§ Data to process:
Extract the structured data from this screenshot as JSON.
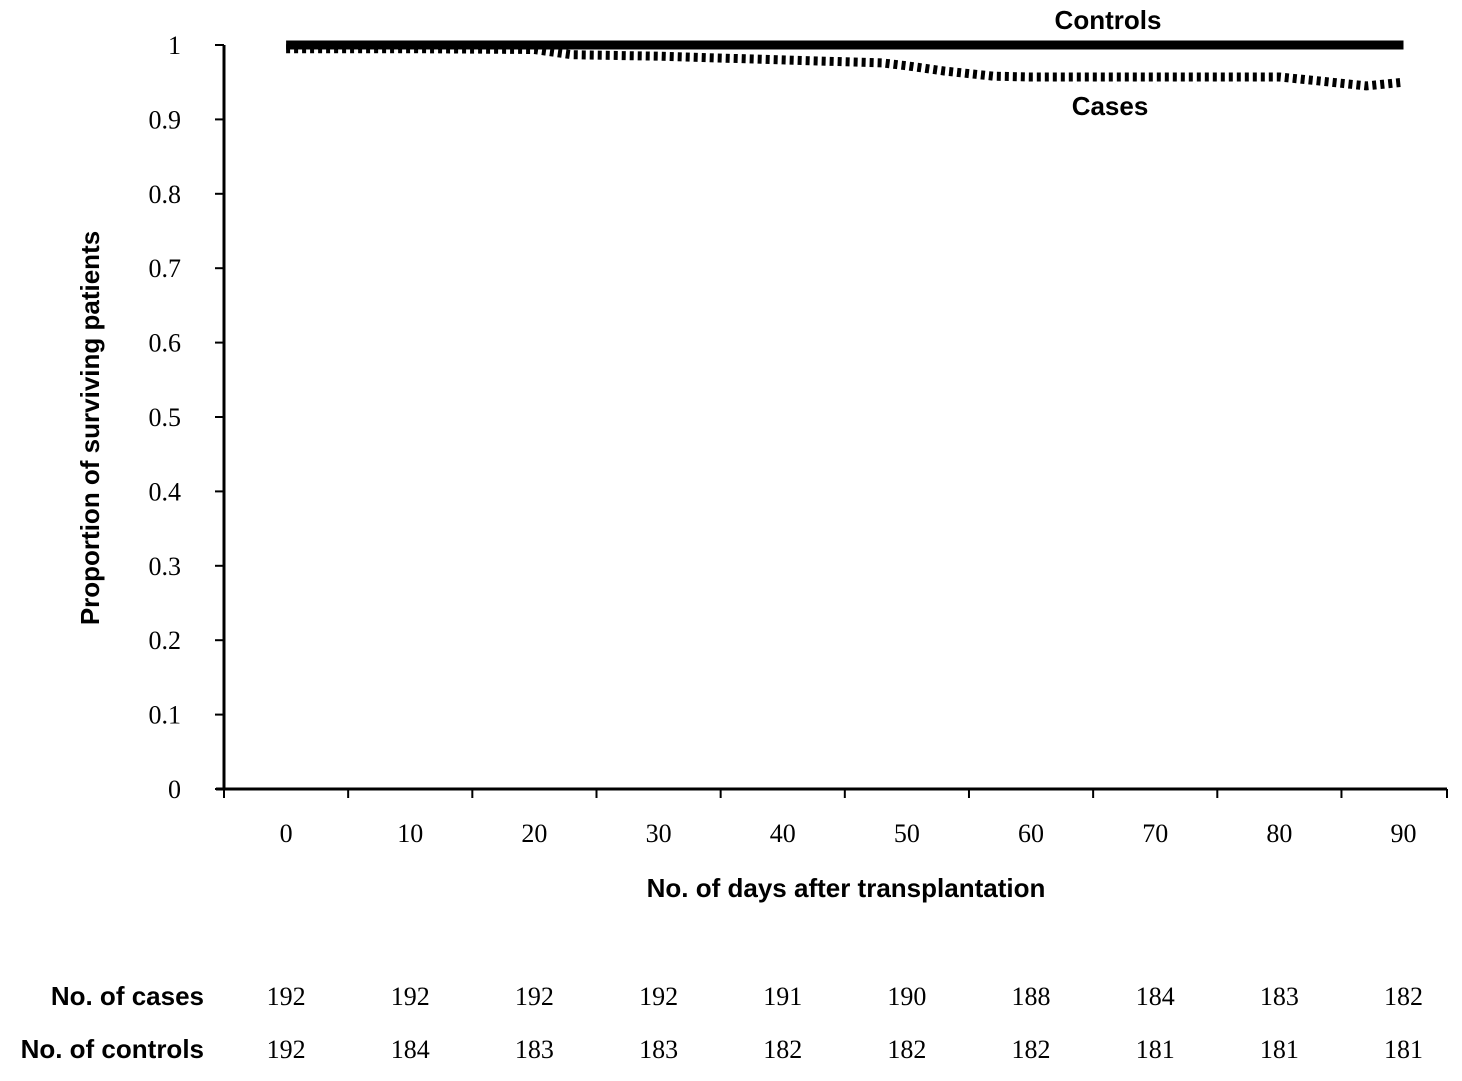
{
  "chart_data": {
    "type": "line",
    "xlabel": "No. of days after transplantation",
    "ylabel": "Proportion of surviving patients",
    "xlim": [
      -5,
      93.5
    ],
    "ylim": [
      0,
      1
    ],
    "x_ticks": [
      0,
      10,
      20,
      30,
      40,
      50,
      60,
      70,
      80,
      90
    ],
    "x_tick_labels": [
      "0",
      "10",
      "20",
      "30",
      "40",
      "50",
      "60",
      "70",
      "80",
      "90"
    ],
    "y_ticks": [
      0,
      0.1,
      0.2,
      0.3,
      0.4,
      0.5,
      0.6,
      0.7,
      0.8,
      0.9,
      1
    ],
    "y_tick_labels": [
      "0",
      "0.1",
      "0.2",
      "0.3",
      "0.4",
      "0.5",
      "0.6",
      "0.7",
      "0.8",
      "0.9",
      "1"
    ],
    "grid": false,
    "series": [
      {
        "name": "Controls",
        "style": "solid",
        "color": "#000000",
        "x": [
          0,
          10,
          20,
          30,
          40,
          50,
          60,
          70,
          80,
          90
        ],
        "y": [
          1,
          1,
          1,
          1,
          1,
          1,
          1,
          1,
          1,
          1
        ]
      },
      {
        "name": "Cases",
        "style": "dotted",
        "color": "#000000",
        "x": [
          0,
          10,
          20,
          23,
          30,
          40,
          48,
          50,
          53,
          57,
          60,
          70,
          80,
          83,
          87,
          90
        ],
        "y": [
          0.995,
          0.995,
          0.994,
          0.987,
          0.985,
          0.98,
          0.976,
          0.972,
          0.965,
          0.958,
          0.957,
          0.957,
          0.957,
          0.952,
          0.945,
          0.95
        ]
      }
    ],
    "risk_table": {
      "rows": [
        {
          "label": "No. of cases",
          "values": [
            "192",
            "192",
            "192",
            "192",
            "191",
            "190",
            "188",
            "184",
            "183",
            "182"
          ]
        },
        {
          "label": "No. of controls",
          "values": [
            "192",
            "184",
            "183",
            "183",
            "182",
            "182",
            "182",
            "181",
            "181",
            "181"
          ]
        }
      ]
    }
  }
}
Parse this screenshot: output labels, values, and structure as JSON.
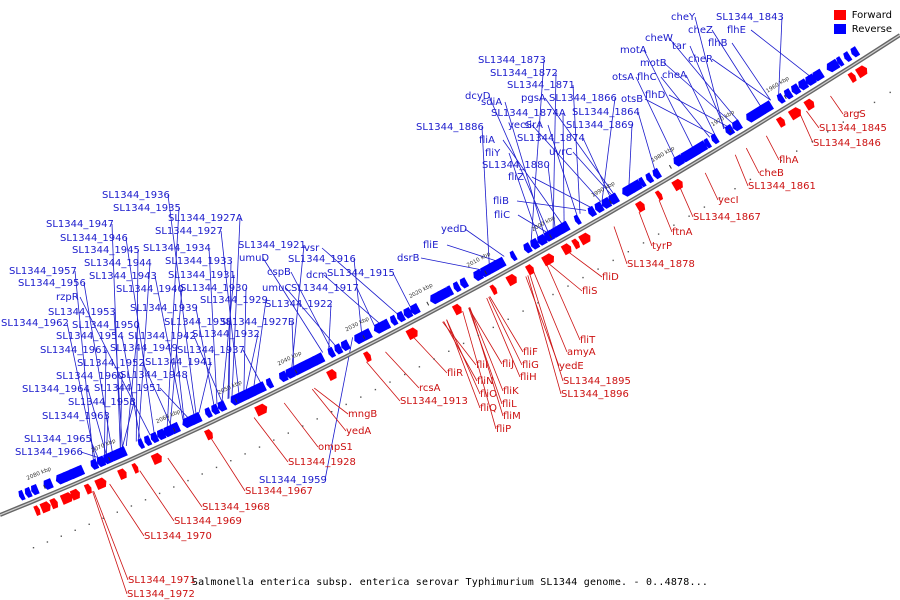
{
  "colors": {
    "forward": "#ff0000",
    "reverse": "#0000ff",
    "backbone": "#777777"
  },
  "legend": {
    "forward": "Forward",
    "reverse": "Reverse"
  },
  "caption": "Salmonella enterica subsp. enterica serovar Typhimurium SL1344 genome. - 0..4878...",
  "ticks": [
    "1960 kbp",
    "1970 kbp",
    "1980 kbp",
    "1990 kbp",
    "2000 kbp",
    "2010 kbp",
    "2020 kbp",
    "2030 kbp",
    "2040 kbp",
    "2050 kbp",
    "2060 kbp",
    "2070 kbp",
    "2080 kbp"
  ],
  "reverse_labels": [
    "cheY",
    "SL1344_1843",
    "cheZ",
    "flhE",
    "cheW",
    "tar",
    "flhB",
    "motA",
    "cheR",
    "motB",
    "cheA",
    "otsA",
    "flhC",
    "flhD",
    "otsB",
    "SL1344_1873",
    "SL1344_1872",
    "SL1344_1871",
    "dcyD",
    "pgsA",
    "SL1344_1866",
    "sdiA",
    "SL1344_1874A",
    "SL1344_1864",
    "yecS",
    "sirA",
    "SL1344_1869",
    "SL1344_1886",
    "fliA",
    "SL1344_1874",
    "fliY",
    "uvrC",
    "SL1344_1880",
    "fliZ",
    "fliB",
    "fliC",
    "yedD",
    "fliE",
    "dsrB",
    "SL1344_1936",
    "SL1344_1935",
    "SL1344_1927A",
    "SL1344_1947",
    "SL1344_1927",
    "SL1344_1946",
    "SL1344_1921",
    "SL1344_1945",
    "SL1344_1934",
    "umuD",
    "vsr",
    "SL1344_1944",
    "SL1344_1933",
    "SL1344_1916",
    "SL1344_1957",
    "SL1344_1943",
    "SL1344_1931",
    "cspB",
    "dcm",
    "SL1344_1915",
    "SL1344_1956",
    "SL1344_1940",
    "SL1344_1930",
    "umuC",
    "SL1344_1917",
    "rzpR",
    "SL1344_1929",
    "SL1344_1922",
    "SL1344_1953",
    "SL1344_1939",
    "SL1344_1962",
    "SL1344_1950",
    "SL1344_1938",
    "SL1344_1927B",
    "SL1344_1954",
    "SL1344_1942",
    "SL1344_1932",
    "SL1344_1961",
    "SL1344_1949",
    "SL1344_1937",
    "SL1344_1952",
    "SL1344_1941",
    "SL1344_1960",
    "SL1344_1948",
    "SL1344_1964",
    "SL1344_1951",
    "SL1344_1958",
    "SL1344_1963",
    "SL1344_1965",
    "SL1344_1966",
    "SL1344_1959"
  ],
  "forward_labels": [
    "argS",
    "SL1344_1845",
    "SL1344_1846",
    "flhA",
    "cheB",
    "SL1344_1861",
    "yecI",
    "SL1344_1867",
    "ftnA",
    "tyrP",
    "SL1344_1878",
    "fliD",
    "fliS",
    "fliT",
    "amyA",
    "fliF",
    "yedE",
    "fliG",
    "fliJ",
    "fliH",
    "SL1344_1895",
    "fliI",
    "fliK",
    "SL1344_1896",
    "fliN",
    "fliL",
    "fliO",
    "fliM",
    "fliP",
    "fliQ",
    "fliR",
    "rcsA",
    "SL1344_1913",
    "mngB",
    "yedA",
    "ompS1",
    "SL1344_1928",
    "SL1344_1967",
    "SL1344_1968",
    "SL1344_1969",
    "SL1344_1970",
    "SL1344_1971",
    "SL1344_1972"
  ]
}
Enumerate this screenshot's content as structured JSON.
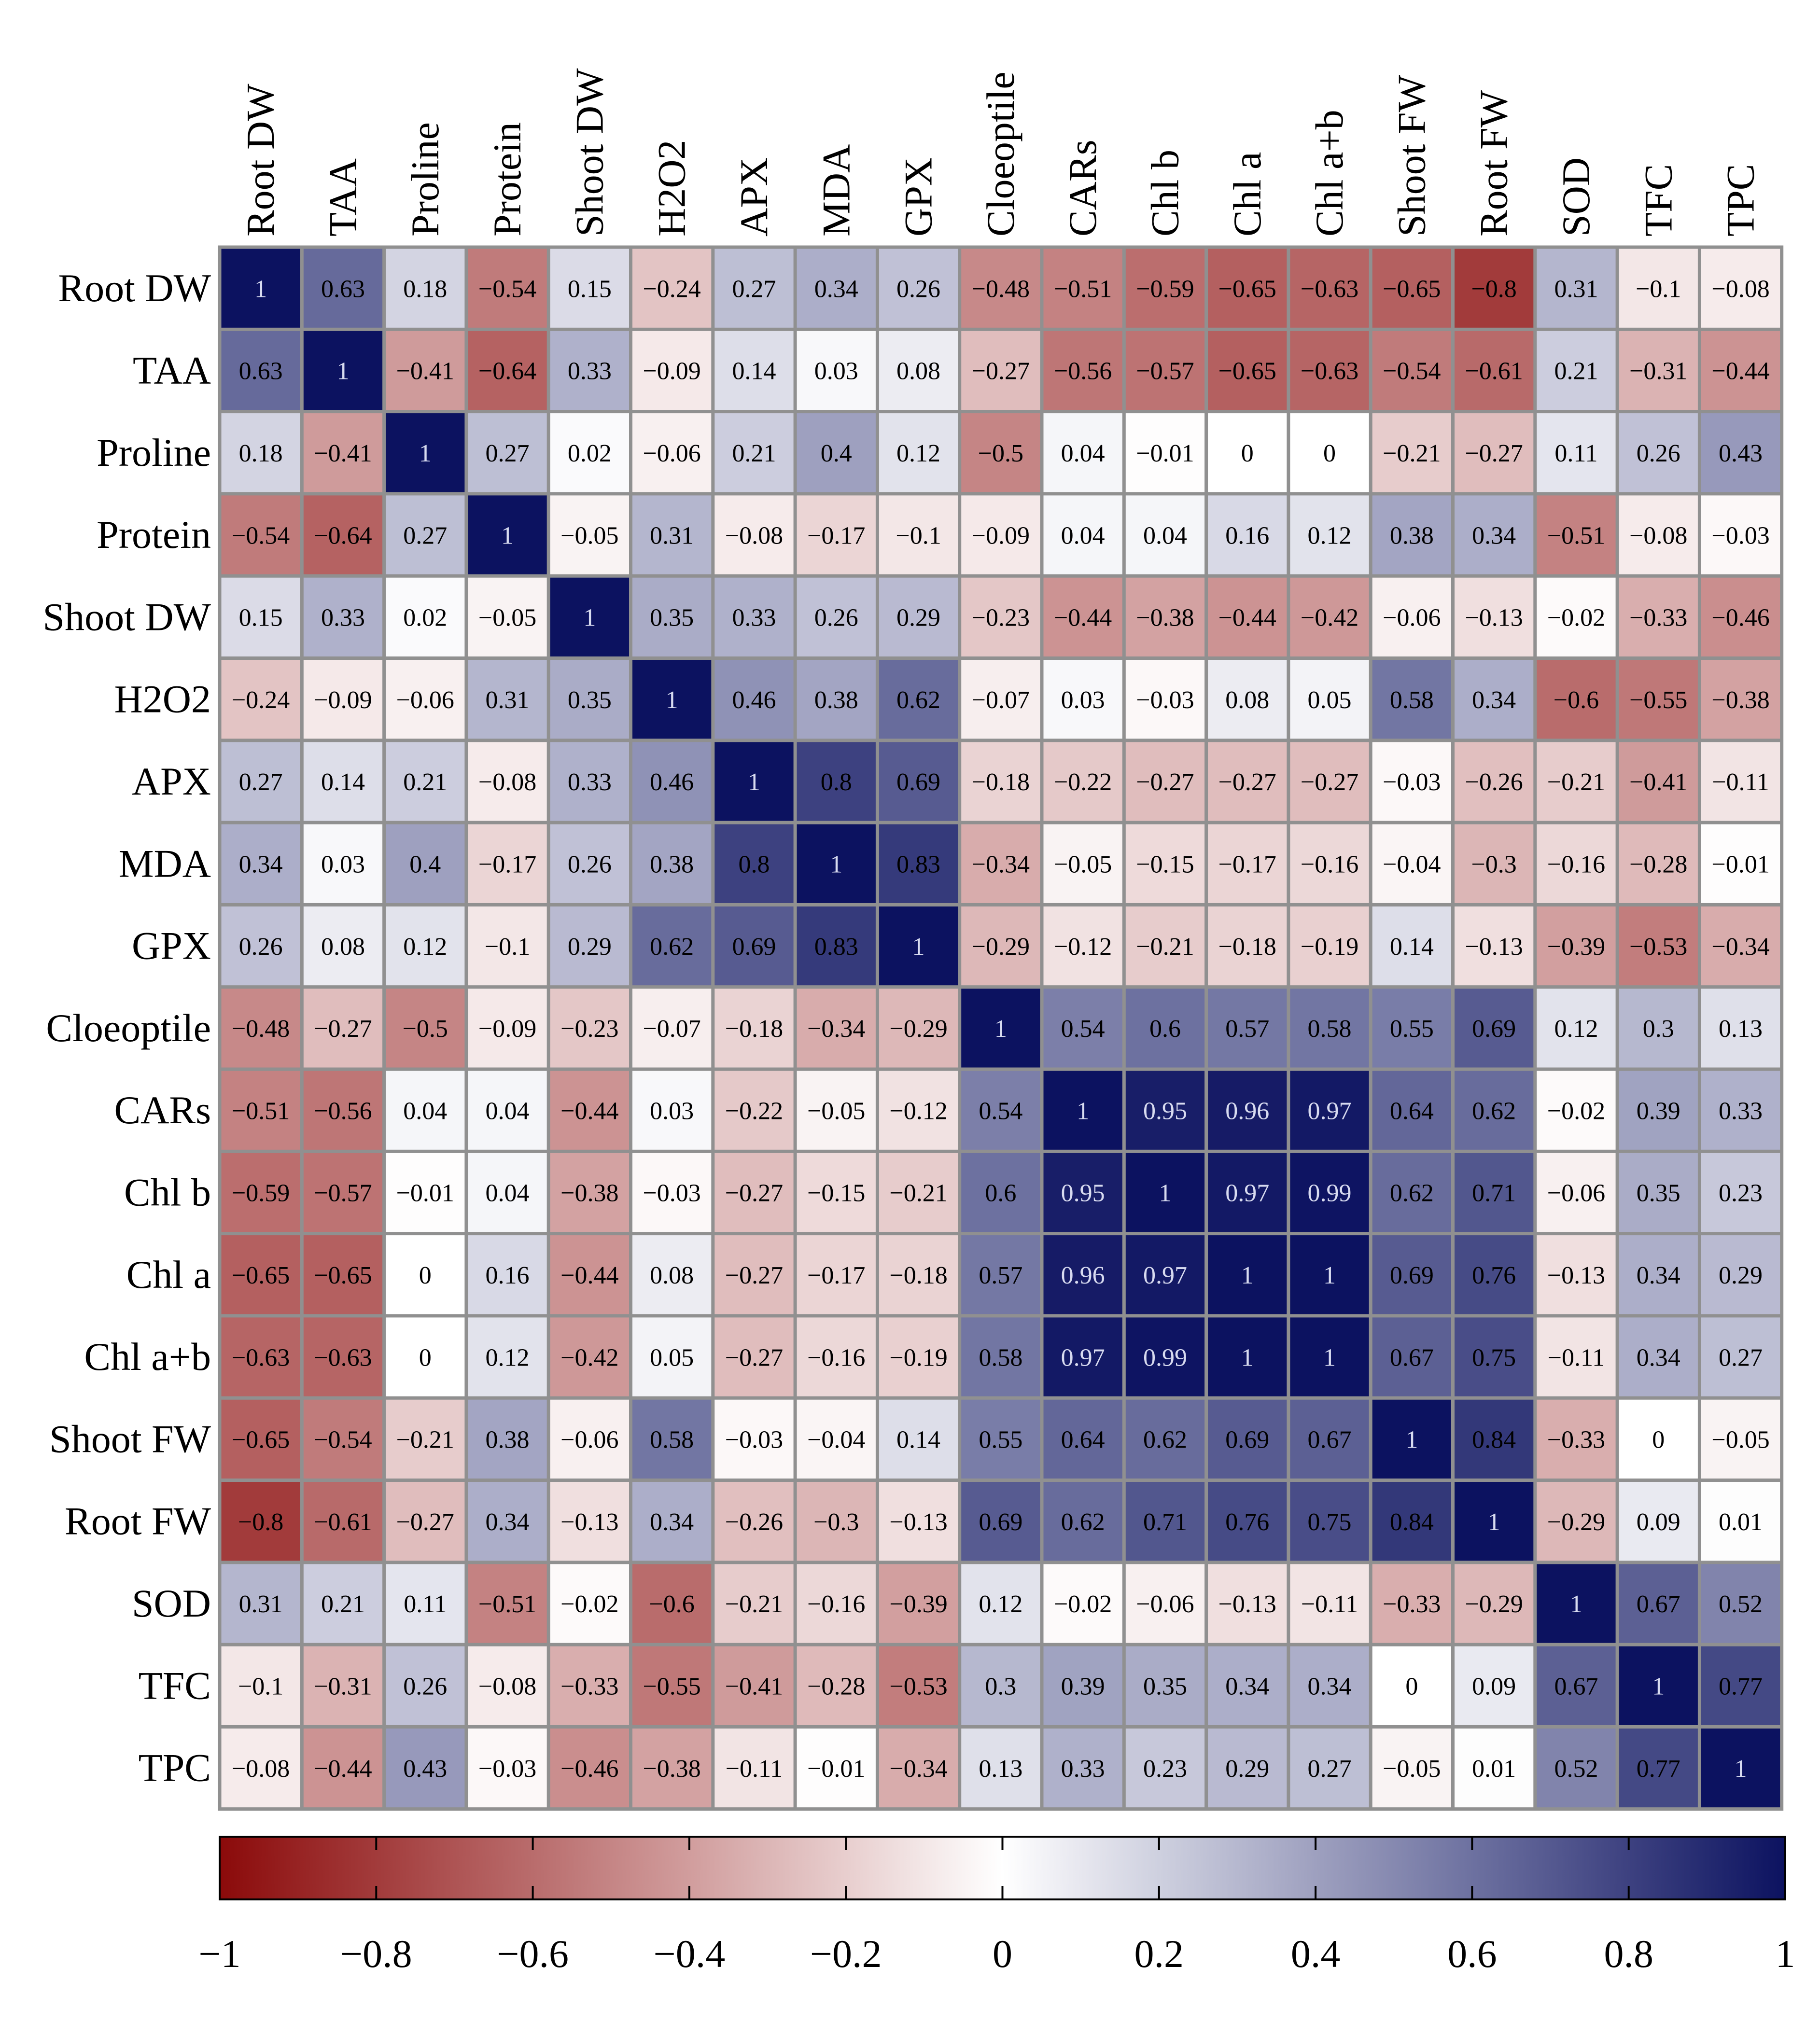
{
  "chart_data": {
    "type": "heatmap",
    "title": "",
    "xlabel": "",
    "ylabel": "",
    "variables": [
      "Root DW",
      "TAA",
      "Proline",
      "Protein",
      "Shoot DW",
      "H2O2",
      "APX",
      "MDA",
      "GPX",
      "Cloeoptile",
      "CARs",
      "Chl b",
      "Chl a",
      "Chl a+b",
      "Shoot FW",
      "Root FW",
      "SOD",
      "TFC",
      "TPC"
    ],
    "matrix": [
      [
        1,
        0.63,
        0.18,
        -0.54,
        0.15,
        -0.24,
        0.27,
        0.34,
        0.26,
        -0.48,
        -0.51,
        -0.59,
        -0.65,
        -0.63,
        -0.65,
        -0.8,
        0.31,
        -0.1,
        -0.08
      ],
      [
        0.63,
        1,
        -0.41,
        -0.64,
        0.33,
        -0.09,
        0.14,
        0.03,
        0.08,
        -0.27,
        -0.56,
        -0.57,
        -0.65,
        -0.63,
        -0.54,
        -0.61,
        0.21,
        -0.31,
        -0.44
      ],
      [
        0.18,
        -0.41,
        1,
        0.27,
        0.02,
        -0.06,
        0.21,
        0.4,
        0.12,
        -0.5,
        0.04,
        -0.01,
        0,
        0,
        -0.21,
        -0.27,
        0.11,
        0.26,
        0.43
      ],
      [
        -0.54,
        -0.64,
        0.27,
        1,
        -0.05,
        0.31,
        -0.08,
        -0.17,
        -0.1,
        -0.09,
        0.04,
        0.04,
        0.16,
        0.12,
        0.38,
        0.34,
        -0.51,
        -0.08,
        -0.03
      ],
      [
        0.15,
        0.33,
        0.02,
        -0.05,
        1,
        0.35,
        0.33,
        0.26,
        0.29,
        -0.23,
        -0.44,
        -0.38,
        -0.44,
        -0.42,
        -0.06,
        -0.13,
        -0.02,
        -0.33,
        -0.46
      ],
      [
        -0.24,
        -0.09,
        -0.06,
        0.31,
        0.35,
        1,
        0.46,
        0.38,
        0.62,
        -0.07,
        0.03,
        -0.03,
        0.08,
        0.05,
        0.58,
        0.34,
        -0.6,
        -0.55,
        -0.38
      ],
      [
        0.27,
        0.14,
        0.21,
        -0.08,
        0.33,
        0.46,
        1,
        0.8,
        0.69,
        -0.18,
        -0.22,
        -0.27,
        -0.27,
        -0.27,
        -0.03,
        -0.26,
        -0.21,
        -0.41,
        -0.11
      ],
      [
        0.34,
        0.03,
        0.4,
        -0.17,
        0.26,
        0.38,
        0.8,
        1,
        0.83,
        -0.34,
        -0.05,
        -0.15,
        -0.17,
        -0.16,
        -0.04,
        -0.3,
        -0.16,
        -0.28,
        -0.01
      ],
      [
        0.26,
        0.08,
        0.12,
        -0.1,
        0.29,
        0.62,
        0.69,
        0.83,
        1,
        -0.29,
        -0.12,
        -0.21,
        -0.18,
        -0.19,
        0.14,
        -0.13,
        -0.39,
        -0.53,
        -0.34
      ],
      [
        -0.48,
        -0.27,
        -0.5,
        -0.09,
        -0.23,
        -0.07,
        -0.18,
        -0.34,
        -0.29,
        1,
        0.54,
        0.6,
        0.57,
        0.58,
        0.55,
        0.69,
        0.12,
        0.3,
        0.13
      ],
      [
        -0.51,
        -0.56,
        0.04,
        0.04,
        -0.44,
        0.03,
        -0.22,
        -0.05,
        -0.12,
        0.54,
        1,
        0.95,
        0.96,
        0.97,
        0.64,
        0.62,
        -0.02,
        0.39,
        0.33
      ],
      [
        -0.59,
        -0.57,
        -0.01,
        0.04,
        -0.38,
        -0.03,
        -0.27,
        -0.15,
        -0.21,
        0.6,
        0.95,
        1,
        0.97,
        0.99,
        0.62,
        0.71,
        -0.06,
        0.35,
        0.23
      ],
      [
        -0.65,
        -0.65,
        0,
        0.16,
        -0.44,
        0.08,
        -0.27,
        -0.17,
        -0.18,
        0.57,
        0.96,
        0.97,
        1,
        1,
        0.69,
        0.76,
        -0.13,
        0.34,
        0.29
      ],
      [
        -0.63,
        -0.63,
        0,
        0.12,
        -0.42,
        0.05,
        -0.27,
        -0.16,
        -0.19,
        0.58,
        0.97,
        0.99,
        1,
        1,
        0.67,
        0.75,
        -0.11,
        0.34,
        0.27
      ],
      [
        -0.65,
        -0.54,
        -0.21,
        0.38,
        -0.06,
        0.58,
        -0.03,
        -0.04,
        0.14,
        0.55,
        0.64,
        0.62,
        0.69,
        0.67,
        1,
        0.84,
        -0.33,
        0,
        -0.05
      ],
      [
        -0.8,
        -0.61,
        -0.27,
        0.34,
        -0.13,
        0.34,
        -0.26,
        -0.3,
        -0.13,
        0.69,
        0.62,
        0.71,
        0.76,
        0.75,
        0.84,
        1,
        -0.29,
        0.09,
        0.01
      ],
      [
        0.31,
        0.21,
        0.11,
        -0.51,
        -0.02,
        -0.6,
        -0.21,
        -0.16,
        -0.39,
        0.12,
        -0.02,
        -0.06,
        -0.13,
        -0.11,
        -0.33,
        -0.29,
        1,
        0.67,
        0.52
      ],
      [
        -0.1,
        -0.31,
        0.26,
        -0.08,
        -0.33,
        -0.55,
        -0.41,
        -0.28,
        -0.53,
        0.3,
        0.39,
        0.35,
        0.34,
        0.34,
        0,
        0.09,
        0.67,
        1,
        0.77
      ],
      [
        -0.08,
        -0.44,
        0.43,
        -0.03,
        -0.46,
        -0.38,
        -0.11,
        -0.01,
        -0.34,
        0.13,
        0.33,
        0.23,
        0.29,
        0.27,
        -0.05,
        0.01,
        0.52,
        0.77,
        1
      ]
    ],
    "colorbar": {
      "min": -1,
      "max": 1,
      "ticks": [
        -1,
        -0.8,
        -0.6,
        -0.4,
        -0.2,
        0,
        0.2,
        0.4,
        0.6,
        0.8,
        1
      ],
      "tick_labels": [
        "−1",
        "−0.8",
        "−0.6",
        "−0.4",
        "−0.2",
        "0",
        "0.2",
        "0.4",
        "0.6",
        "0.8",
        "1"
      ]
    },
    "colors": {
      "negative": "#8b0a0a",
      "zero": "#ffffff",
      "positive": "#0c1260",
      "grid": "#909090"
    },
    "legend_position": "bottom",
    "grid": true
  }
}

§ Work item: Nothing but a number is expected: how many lines in the listing above contain "ylabel"?

§ Your solution: 2